>> START EXTRACTED DATA

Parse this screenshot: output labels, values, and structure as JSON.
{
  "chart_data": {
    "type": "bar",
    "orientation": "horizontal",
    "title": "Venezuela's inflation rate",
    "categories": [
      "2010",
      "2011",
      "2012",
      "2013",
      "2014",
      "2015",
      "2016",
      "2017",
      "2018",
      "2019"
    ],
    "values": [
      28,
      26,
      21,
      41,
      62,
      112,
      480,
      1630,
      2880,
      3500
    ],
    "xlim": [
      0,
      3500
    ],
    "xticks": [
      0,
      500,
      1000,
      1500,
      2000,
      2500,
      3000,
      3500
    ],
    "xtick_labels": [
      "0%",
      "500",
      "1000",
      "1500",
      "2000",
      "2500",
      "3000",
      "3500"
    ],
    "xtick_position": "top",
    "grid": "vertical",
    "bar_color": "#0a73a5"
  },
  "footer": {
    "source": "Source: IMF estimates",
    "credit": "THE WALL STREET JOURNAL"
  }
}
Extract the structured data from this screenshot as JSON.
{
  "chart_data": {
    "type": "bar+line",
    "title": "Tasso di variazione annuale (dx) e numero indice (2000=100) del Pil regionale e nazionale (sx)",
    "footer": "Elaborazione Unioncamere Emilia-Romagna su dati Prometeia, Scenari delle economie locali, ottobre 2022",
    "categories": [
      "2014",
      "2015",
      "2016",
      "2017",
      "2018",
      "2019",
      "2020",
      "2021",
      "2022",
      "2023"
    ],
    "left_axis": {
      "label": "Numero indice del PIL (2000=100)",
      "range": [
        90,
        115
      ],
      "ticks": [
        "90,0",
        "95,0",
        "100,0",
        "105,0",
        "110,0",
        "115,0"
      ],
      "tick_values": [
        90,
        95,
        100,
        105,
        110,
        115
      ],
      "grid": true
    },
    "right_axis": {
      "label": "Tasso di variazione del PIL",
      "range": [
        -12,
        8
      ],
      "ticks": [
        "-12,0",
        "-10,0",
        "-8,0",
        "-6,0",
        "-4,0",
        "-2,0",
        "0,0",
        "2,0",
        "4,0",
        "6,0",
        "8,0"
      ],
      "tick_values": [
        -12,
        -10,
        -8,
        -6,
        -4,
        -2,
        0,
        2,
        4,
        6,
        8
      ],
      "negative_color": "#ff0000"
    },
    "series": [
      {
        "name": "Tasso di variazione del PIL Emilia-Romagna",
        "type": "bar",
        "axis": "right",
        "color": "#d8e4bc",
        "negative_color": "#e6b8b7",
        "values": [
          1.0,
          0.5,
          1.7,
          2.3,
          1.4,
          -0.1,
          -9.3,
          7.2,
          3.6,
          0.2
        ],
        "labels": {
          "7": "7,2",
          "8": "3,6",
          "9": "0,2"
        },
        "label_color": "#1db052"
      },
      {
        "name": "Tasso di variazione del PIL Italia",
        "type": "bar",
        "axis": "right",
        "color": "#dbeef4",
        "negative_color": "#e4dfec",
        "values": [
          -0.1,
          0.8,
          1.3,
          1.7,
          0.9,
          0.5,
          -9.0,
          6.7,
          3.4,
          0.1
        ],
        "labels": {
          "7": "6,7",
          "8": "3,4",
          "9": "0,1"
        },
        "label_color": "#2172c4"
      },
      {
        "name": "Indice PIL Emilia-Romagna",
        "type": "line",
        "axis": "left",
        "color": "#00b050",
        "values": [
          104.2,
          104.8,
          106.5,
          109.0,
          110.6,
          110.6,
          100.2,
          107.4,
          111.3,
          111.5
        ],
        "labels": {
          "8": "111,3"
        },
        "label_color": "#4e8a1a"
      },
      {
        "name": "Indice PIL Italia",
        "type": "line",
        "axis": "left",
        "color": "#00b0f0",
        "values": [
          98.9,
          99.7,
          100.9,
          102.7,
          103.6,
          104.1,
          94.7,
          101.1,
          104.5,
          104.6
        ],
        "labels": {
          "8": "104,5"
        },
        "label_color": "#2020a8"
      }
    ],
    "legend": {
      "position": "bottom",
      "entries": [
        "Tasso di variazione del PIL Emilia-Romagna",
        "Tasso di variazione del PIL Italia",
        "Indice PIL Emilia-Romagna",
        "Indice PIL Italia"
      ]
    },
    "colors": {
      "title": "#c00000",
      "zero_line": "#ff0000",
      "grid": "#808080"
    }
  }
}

>> END EXTRACTED DATA

THE EXERCISE =>
Restate every line of the data word for word.

FULL SOLUTION =>
Parse this screenshot: output labels, values, and structure as JSON.
{
  "chart_data": {
    "type": "bar",
    "orientation": "horizontal",
    "title": "Venezuela's inflation rate",
    "categories": [
      "2010",
      "2011",
      "2012",
      "2013",
      "2014",
      "2015",
      "2016",
      "2017",
      "2018",
      "2019"
    ],
    "values": [
      28,
      26,
      21,
      41,
      62,
      112,
      480,
      1630,
      2880,
      3500
    ],
    "xlim": [
      0,
      3500
    ],
    "xticks": [
      0,
      500,
      1000,
      1500,
      2000,
      2500,
      3000,
      3500
    ],
    "xtick_labels": [
      "0%",
      "500",
      "1000",
      "1500",
      "2000",
      "2500",
      "3000",
      "3500"
    ],
    "xtick_position": "top",
    "grid": "vertical",
    "bar_color": "#0a73a5"
  },
  "footer": {
    "source": "Source: IMF estimates",
    "credit": "THE WALL STREET JOURNAL"
  }
}
Extract the structured data from this screenshot as JSON.
{
  "chart_data": {
    "type": "bar+line",
    "title": "Tasso di variazione annuale (dx) e numero indice (2000=100) del Pil regionale e nazionale (sx)",
    "footer": "Elaborazione Unioncamere Emilia-Romagna su dati Prometeia, Scenari delle economie locali, ottobre 2022",
    "categories": [
      "2014",
      "2015",
      "2016",
      "2017",
      "2018",
      "2019",
      "2020",
      "2021",
      "2022",
      "2023"
    ],
    "left_axis": {
      "label": "Numero indice del PIL (2000=100)",
      "range": [
        90,
        115
      ],
      "ticks": [
        "90,0",
        "95,0",
        "100,0",
        "105,0",
        "110,0",
        "115,0"
      ],
      "tick_values": [
        90,
        95,
        100,
        105,
        110,
        115
      ],
      "grid": true
    },
    "right_axis": {
      "label": "Tasso di variazione del PIL",
      "range": [
        -12,
        8
      ],
      "ticks": [
        "-12,0",
        "-10,0",
        "-8,0",
        "-6,0",
        "-4,0",
        "-2,0",
        "0,0",
        "2,0",
        "4,0",
        "6,0",
        "8,0"
      ],
      "tick_values": [
        -12,
        -10,
        -8,
        -6,
        -4,
        -2,
        0,
        2,
        4,
        6,
        8
      ],
      "negative_color": "#ff0000"
    },
    "series": [
      {
        "name": "Tasso di variazione del PIL Emilia-Romagna",
        "type": "bar",
        "axis": "right",
        "color": "#d8e4bc",
        "negative_color": "#e6b8b7",
        "values": [
          1.0,
          0.5,
          1.7,
          2.3,
          1.4,
          -0.1,
          -9.3,
          7.2,
          3.6,
          0.2
        ],
        "labels": {
          "7": "7,2",
          "8": "3,6",
          "9": "0,2"
        },
        "label_color": "#1db052"
      },
      {
        "name": "Tasso di variazione del PIL Italia",
        "type": "bar",
        "axis": "right",
        "color": "#dbeef4",
        "negative_color": "#e4dfec",
        "values": [
          -0.1,
          0.8,
          1.3,
          1.7,
          0.9,
          0.5,
          -9.0,
          6.7,
          3.4,
          0.1
        ],
        "labels": {
          "7": "6,7",
          "8": "3,4",
          "9": "0,1"
        },
        "label_color": "#2172c4"
      },
      {
        "name": "Indice PIL Emilia-Romagna",
        "type": "line",
        "axis": "left",
        "color": "#00b050",
        "values": [
          104.2,
          104.8,
          106.5,
          109.0,
          110.6,
          110.6,
          100.2,
          107.4,
          111.3,
          111.5
        ],
        "labels": {
          "8": "111,3"
        },
        "label_color": "#4e8a1a"
      },
      {
        "name": "Indice PIL Italia",
        "type": "line",
        "axis": "left",
        "color": "#00b0f0",
        "values": [
          98.9,
          99.7,
          100.9,
          102.7,
          103.6,
          104.1,
          94.7,
          101.1,
          104.5,
          104.6
        ],
        "labels": {
          "8": "104,5"
        },
        "label_color": "#2020a8"
      }
    ],
    "legend": {
      "position": "bottom",
      "entries": [
        "Tasso di variazione del PIL Emilia-Romagna",
        "Tasso di variazione del PIL Italia",
        "Indice PIL Emilia-Romagna",
        "Indice PIL Italia"
      ]
    },
    "colors": {
      "title": "#c00000",
      "zero_line": "#ff0000",
      "grid": "#808080"
    }
  }
}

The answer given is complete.